**The exercise:**
Work out how many lines in the listing below include the word "likes"; answer with the number alone.

+===+

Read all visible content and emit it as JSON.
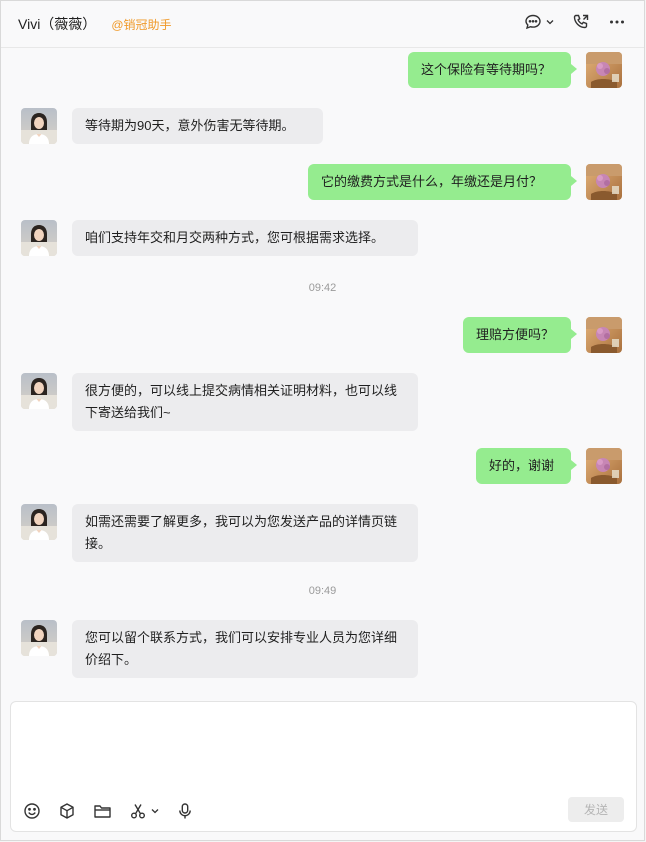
{
  "header": {
    "title": "Vivi（薇薇）",
    "tag": "@销冠助手"
  },
  "messages": [
    {
      "side": "out",
      "text": "这个保险有等待期吗？"
    },
    {
      "side": "in",
      "text": "等待期为90天，意外伤害无等待期。"
    },
    {
      "side": "out",
      "text": "它的缴费方式是什么，年缴还是月付？"
    },
    {
      "side": "in",
      "text": "咱们支持年交和月交两种方式，您可根据需求选择。"
    },
    {
      "side": "time",
      "text": "09:42"
    },
    {
      "side": "out",
      "text": "理赔方便吗？"
    },
    {
      "side": "in",
      "text": "很方便的，可以线上提交病情相关证明材料，也可以线下寄送给我们~"
    },
    {
      "side": "out",
      "text": "好的，谢谢"
    },
    {
      "side": "in",
      "text": "如需还需要了解更多，我可以为您发送产品的详情页链接。"
    },
    {
      "side": "time",
      "text": "09:49"
    },
    {
      "side": "in",
      "text": "您可以留个联系方式，我们可以安排专业人员为您详细价绍下。"
    }
  ],
  "composer": {
    "send_label": "发送",
    "tools": [
      "emoji-icon",
      "package-icon",
      "folder-icon",
      "scissors-icon",
      "microphone-icon"
    ]
  },
  "header_icons": [
    "chat-bubble-icon",
    "phone-icon",
    "more-icon"
  ],
  "colors": {
    "outgoing_bubble": "#95ec8f",
    "incoming_bubble": "#ececee",
    "tag": "#f09a2a"
  }
}
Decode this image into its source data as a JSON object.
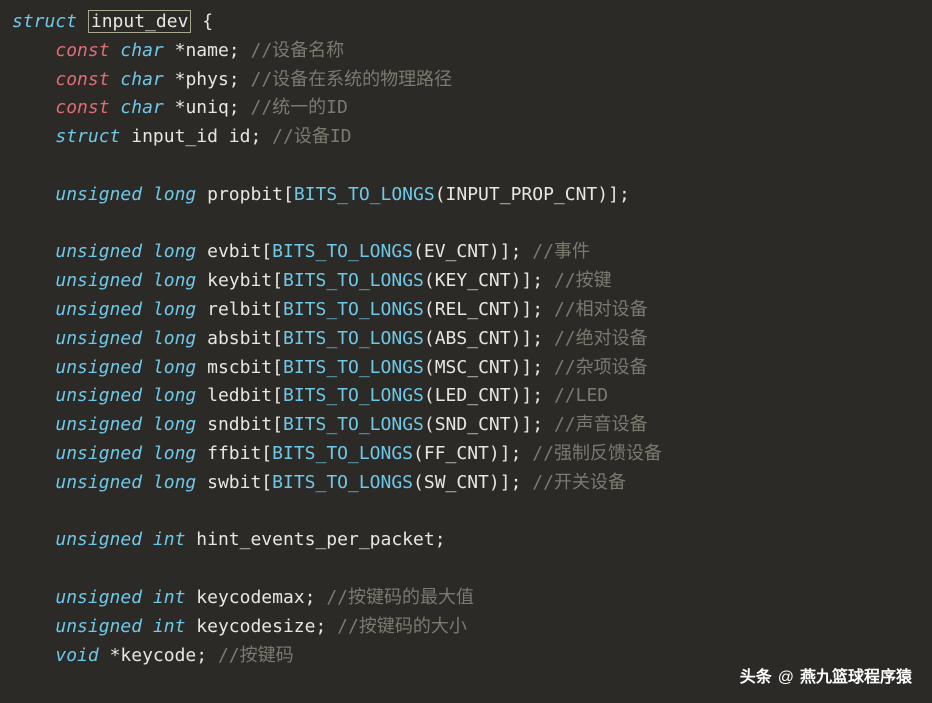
{
  "code": {
    "line1": {
      "kw": "struct",
      "name": "input_dev",
      "brace": "{"
    },
    "line2": {
      "kw1": "const",
      "kw2": "char",
      "star": "*",
      "name": "name",
      "semi": ";",
      "comment": "//设备名称"
    },
    "line3": {
      "kw1": "const",
      "kw2": "char",
      "star": "*",
      "name": "phys",
      "semi": ";",
      "comment": "//设备在系统的物理路径"
    },
    "line4": {
      "kw1": "const",
      "kw2": "char",
      "star": "*",
      "name": "uniq",
      "semi": ";",
      "comment": "//统一的ID"
    },
    "line5": {
      "kw": "struct",
      "type": "input_id",
      "name": "id",
      "semi": ";",
      "comment": "//设备ID"
    },
    "line7": {
      "kw1": "unsigned",
      "kw2": "long",
      "name": "propbit",
      "func": "BITS_TO_LONGS",
      "arg": "INPUT_PROP_CNT",
      "semi": ";"
    },
    "line9": {
      "kw1": "unsigned",
      "kw2": "long",
      "name": "evbit",
      "func": "BITS_TO_LONGS",
      "arg": "EV_CNT",
      "semi": ";",
      "comment": "//事件"
    },
    "line10": {
      "kw1": "unsigned",
      "kw2": "long",
      "name": "keybit",
      "func": "BITS_TO_LONGS",
      "arg": "KEY_CNT",
      "semi": ";",
      "comment": "//按键"
    },
    "line11": {
      "kw1": "unsigned",
      "kw2": "long",
      "name": "relbit",
      "func": "BITS_TO_LONGS",
      "arg": "REL_CNT",
      "semi": ";",
      "comment": "//相对设备"
    },
    "line12": {
      "kw1": "unsigned",
      "kw2": "long",
      "name": "absbit",
      "func": "BITS_TO_LONGS",
      "arg": "ABS_CNT",
      "semi": ";",
      "comment": "//绝对设备"
    },
    "line13": {
      "kw1": "unsigned",
      "kw2": "long",
      "name": "mscbit",
      "func": "BITS_TO_LONGS",
      "arg": "MSC_CNT",
      "semi": ";",
      "comment": "//杂项设备"
    },
    "line14": {
      "kw1": "unsigned",
      "kw2": "long",
      "name": "ledbit",
      "func": "BITS_TO_LONGS",
      "arg": "LED_CNT",
      "semi": ";",
      "comment": "//LED"
    },
    "line15": {
      "kw1": "unsigned",
      "kw2": "long",
      "name": "sndbit",
      "func": "BITS_TO_LONGS",
      "arg": "SND_CNT",
      "semi": ";",
      "comment": "//声音设备"
    },
    "line16": {
      "kw1": "unsigned",
      "kw2": "long",
      "name": "ffbit",
      "func": "BITS_TO_LONGS",
      "arg": "FF_CNT",
      "semi": ";",
      "comment": "//强制反馈设备"
    },
    "line17": {
      "kw1": "unsigned",
      "kw2": "long",
      "name": "swbit",
      "func": "BITS_TO_LONGS",
      "arg": "SW_CNT",
      "semi": ";",
      "comment": "//开关设备"
    },
    "line19": {
      "kw1": "unsigned",
      "kw2": "int",
      "name": "hint_events_per_packet",
      "semi": ";"
    },
    "line21": {
      "kw1": "unsigned",
      "kw2": "int",
      "name": "keycodemax",
      "semi": ";",
      "comment": "//按键码的最大值"
    },
    "line22": {
      "kw1": "unsigned",
      "kw2": "int",
      "name": "keycodesize",
      "semi": ";",
      "comment": "//按键码的大小"
    },
    "line23": {
      "kw": "void",
      "star": "*",
      "name": "keycode",
      "semi": ";",
      "comment": "//按键码"
    }
  },
  "watermark": {
    "label": "头条",
    "at": "@",
    "author": "燕九篮球程序猿"
  }
}
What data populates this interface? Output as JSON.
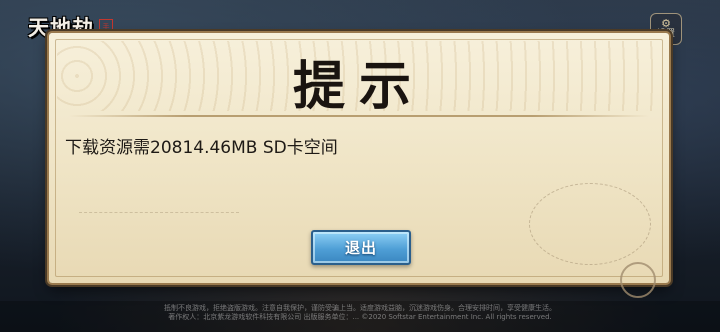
{
  "app": {
    "logo_text": "天地劫",
    "logo_seal": "手游",
    "settings_label": "设置",
    "settings_glyph": "⚙"
  },
  "dialog": {
    "title": "提示",
    "message": "下载资源需20814.46MB SD卡空间",
    "exit_label": "退出"
  },
  "footer": {
    "line1": "抵制不良游戏，拒绝盗版游戏。注意自我保护，谨防受骗上当。适度游戏益脑，沉迷游戏伤身。合理安排时间，享受健康生活。",
    "line2": "著作权人：北京紫龙游戏软件科技有限公司 出版服务单位：... ©2020 Softstar Entertainment Inc. All rights reserved."
  }
}
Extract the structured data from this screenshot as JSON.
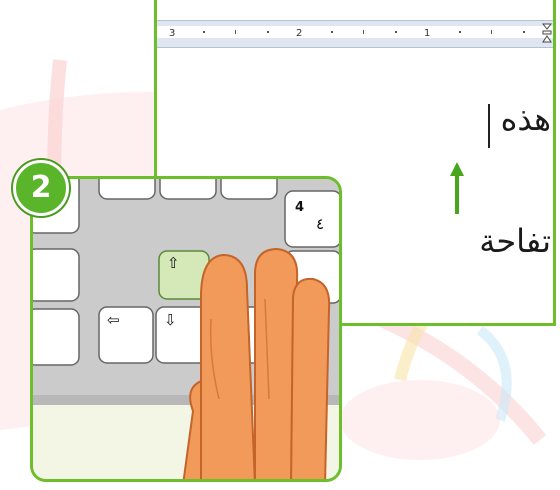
{
  "step": {
    "number": "2"
  },
  "document": {
    "ruler_numbers": [
      "3",
      "2",
      "1"
    ],
    "line1": "هذه",
    "line2": "تفاحة"
  },
  "keyboard": {
    "key_4_en": "4",
    "key_4_ar": "٤",
    "arrow_up": "⇧",
    "arrow_left": "⇦",
    "arrow_down": "⇩"
  },
  "colors": {
    "frame_green": "#6cbf2a",
    "badge_green": "#5ab52a",
    "highlight_key": "#d4e8b8",
    "finger": "#f29a5a",
    "finger_outline": "#c4632a",
    "up_arrow": "#49a61c"
  },
  "icons": {
    "up_arrow": "up-arrow-icon",
    "indent_marker": "indent-marker-icon"
  }
}
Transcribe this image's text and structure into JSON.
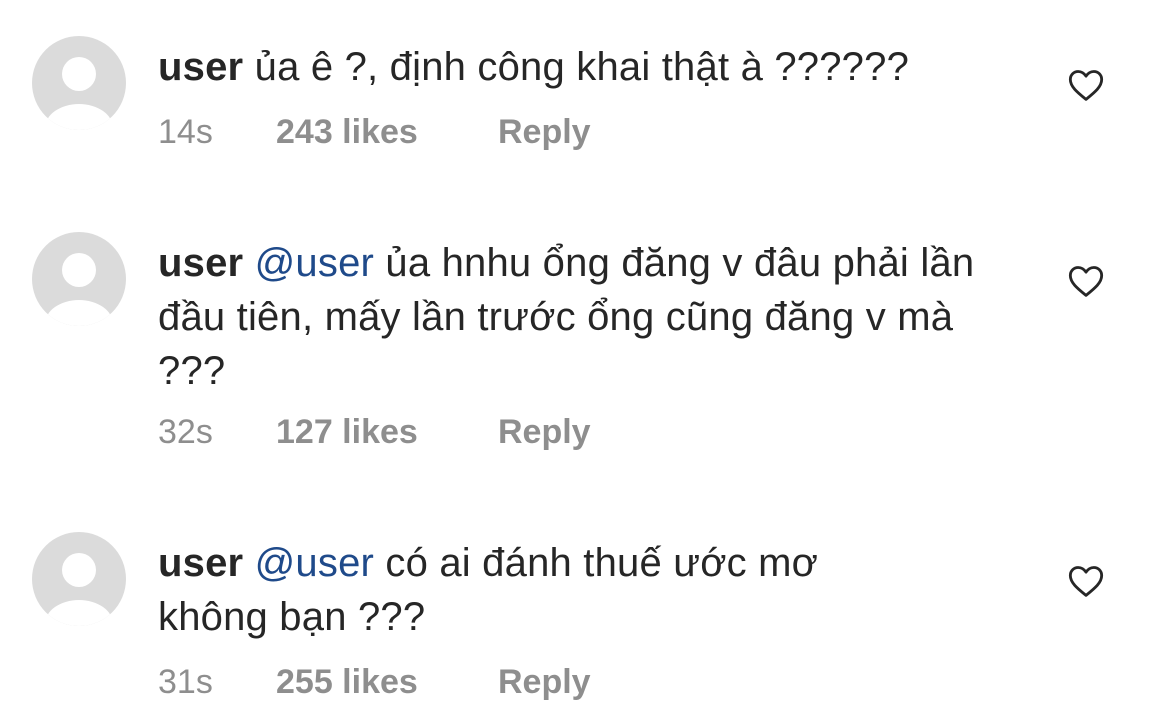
{
  "comments": [
    {
      "username": "user",
      "mention": "",
      "text": "ủa ê ?, định công khai thật à ??????",
      "time": "14s",
      "likes": "243 likes",
      "reply": "Reply",
      "like_icon": "heart-outline-icon"
    },
    {
      "username": "user",
      "mention": "@user",
      "text": "ủa hnhu ổng đăng v đâu phải lần đầu tiên, mấy lần trước ổng cũng đăng v mà ???",
      "time": "32s",
      "likes": "127 likes",
      "reply": "Reply",
      "like_icon": "heart-outline-icon"
    },
    {
      "username": "user",
      "mention": "@user",
      "text": "có ai đánh thuế ước mơ không bạn ???",
      "time": "31s",
      "likes": "255 likes",
      "reply": "Reply",
      "like_icon": "heart-outline-icon"
    }
  ],
  "colors": {
    "text": "#262626",
    "meta": "#8e8e8e",
    "mention": "#1f4a8a",
    "avatar_bg": "#dbdbdb",
    "avatar_fg": "#ffffff"
  }
}
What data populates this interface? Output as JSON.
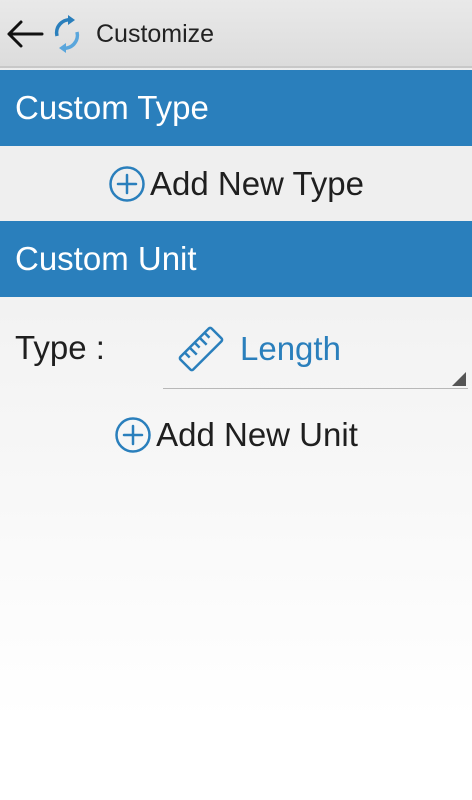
{
  "action_bar": {
    "title": "Customize",
    "back_icon": "arrow-left-icon",
    "app_icon": "refresh-arrows-icon"
  },
  "custom_type": {
    "header": "Custom Type",
    "add_button_label": "Add New Type",
    "add_icon": "plus-circle-icon"
  },
  "custom_unit": {
    "header": "Custom Unit",
    "type_label": "Type :",
    "type_spinner": {
      "selected_value": "Length",
      "icon": "ruler-icon"
    },
    "add_button_label": "Add New Unit",
    "add_icon": "plus-circle-icon"
  },
  "colors": {
    "accent": "#2a7fbc",
    "header_text": "#ffffff",
    "action_bar_bg": "#e3e3e3"
  }
}
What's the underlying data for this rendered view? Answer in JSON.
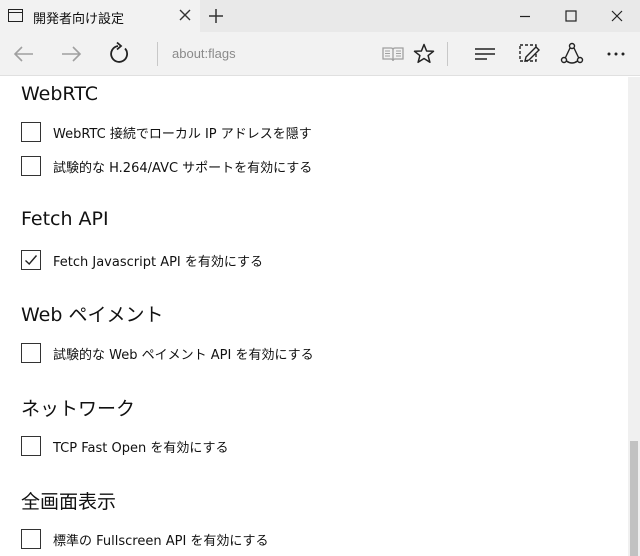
{
  "tab": {
    "title": "開発者向け設定",
    "page_icon": "page-icon",
    "close_icon": "close-icon"
  },
  "window": {
    "new_tab_icon": "plus-icon",
    "minimize_icon": "minimize-icon",
    "maximize_icon": "maximize-icon",
    "close_icon": "close-icon"
  },
  "navbar": {
    "address": "about:flags",
    "icons": [
      "back-arrow-icon",
      "forward-arrow-icon",
      "refresh-icon",
      "reading-view-icon",
      "favorite-star-icon",
      "hub-icon",
      "web-note-icon",
      "share-icon",
      "more-icon"
    ]
  },
  "sections": [
    {
      "title": "WebRTC",
      "options": [
        {
          "label": "WebRTC 接続でローカル IP アドレスを隠す",
          "checked": false
        },
        {
          "label": "試験的な H.264/AVC サポートを有効にする",
          "checked": false
        }
      ]
    },
    {
      "title": "Fetch API",
      "options": [
        {
          "label": "Fetch Javascript API を有効にする",
          "checked": true
        }
      ]
    },
    {
      "title": "Web ペイメント",
      "options": [
        {
          "label": "試験的な Web ペイメント API を有効にする",
          "checked": false
        }
      ]
    },
    {
      "title": "ネットワーク",
      "options": [
        {
          "label": "TCP Fast Open を有効にする",
          "checked": false
        }
      ]
    },
    {
      "title": "全画面表示",
      "options": [
        {
          "label": "標準の Fullscreen API を有効にする",
          "checked": false
        }
      ]
    }
  ],
  "colors": {
    "tabbar": "#e9e9e9",
    "navbar": "#f2f2f2",
    "text": "#111111",
    "address": "#8a8a8a"
  }
}
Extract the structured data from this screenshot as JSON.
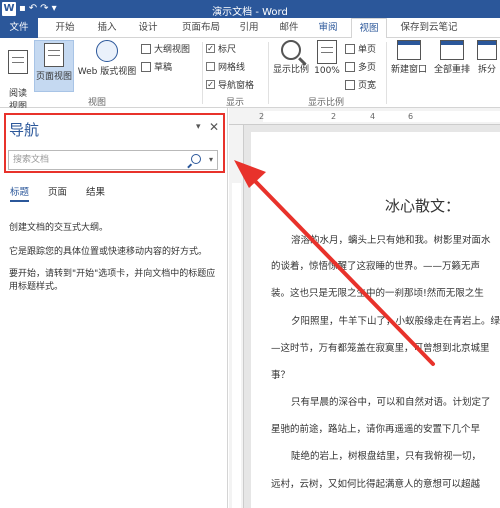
{
  "window": {
    "title": "演示文档 - Word"
  },
  "qat": {
    "logo": "W",
    "save": "▪",
    "undo": "↶",
    "redo": "↷",
    "customize": "▾"
  },
  "tabs": [
    "文件",
    "开始",
    "插入",
    "设计",
    "页面布局",
    "引用",
    "邮件",
    "审阅",
    "视图",
    "保存到云笔记"
  ],
  "ribbon": {
    "read_mode": "阅读\n视图",
    "print_layout": "页面视图",
    "web_layout": "Web 版式视图",
    "outline": "大纲视图",
    "draft": "草稿",
    "views_group": "视图",
    "ruler": "标尺",
    "gridlines": "网格线",
    "nav_pane": "导航窗格",
    "show_group": "显示",
    "zoom": "显示比例",
    "zoom_100": "100%",
    "one_page": "单页",
    "multi_page": "多页",
    "page_width": "页宽",
    "zoom_group": "显示比例",
    "new_window": "新建窗口",
    "arrange_all": "全部重排",
    "split": "拆分",
    "check_ruler": true,
    "check_gridlines": false,
    "check_nav": true
  },
  "nav": {
    "title": "导航",
    "search_placeholder": "搜索文档",
    "tabs": [
      "标题",
      "页面",
      "结果"
    ],
    "text1": "创建文档的交互式大纲。",
    "text2": "它是跟踪您的具体位置或快速移动内容的好方式。",
    "text3": "要开始，请转到\"开始\"选项卡，并向文档中的标题应用标题样式。"
  },
  "ruler": {
    "h": [
      "2",
      "2",
      "4",
      "6"
    ]
  },
  "document": {
    "title": "冰心散文：",
    "lines": [
      "溶溶的水月，螭头上只有她和我。树影里对面水",
      "的谈着，惊悟惊醒了这寂睡的世界。——万籁无声",
      "装。这也只是无限之生中的一刹那顷!然而无限之生",
      "夕阳照里，牛羊下山了，小蚁般缘走在青岩上。绿",
      "—这时节，万有都笼盖在寂寞里，可曾想到北京城里",
      "事？",
      "只有早晨的深谷中，可以和自然对语。计划定了",
      "星驰的前途，路站上，请你再遥遥的安置下几个早",
      "陡绝的岩上，树根盘结里，只有我俯视一切，",
      "远村，云树，又如何比得起满意人的意想可以超越"
    ]
  }
}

+===+

**Exercise result:**
3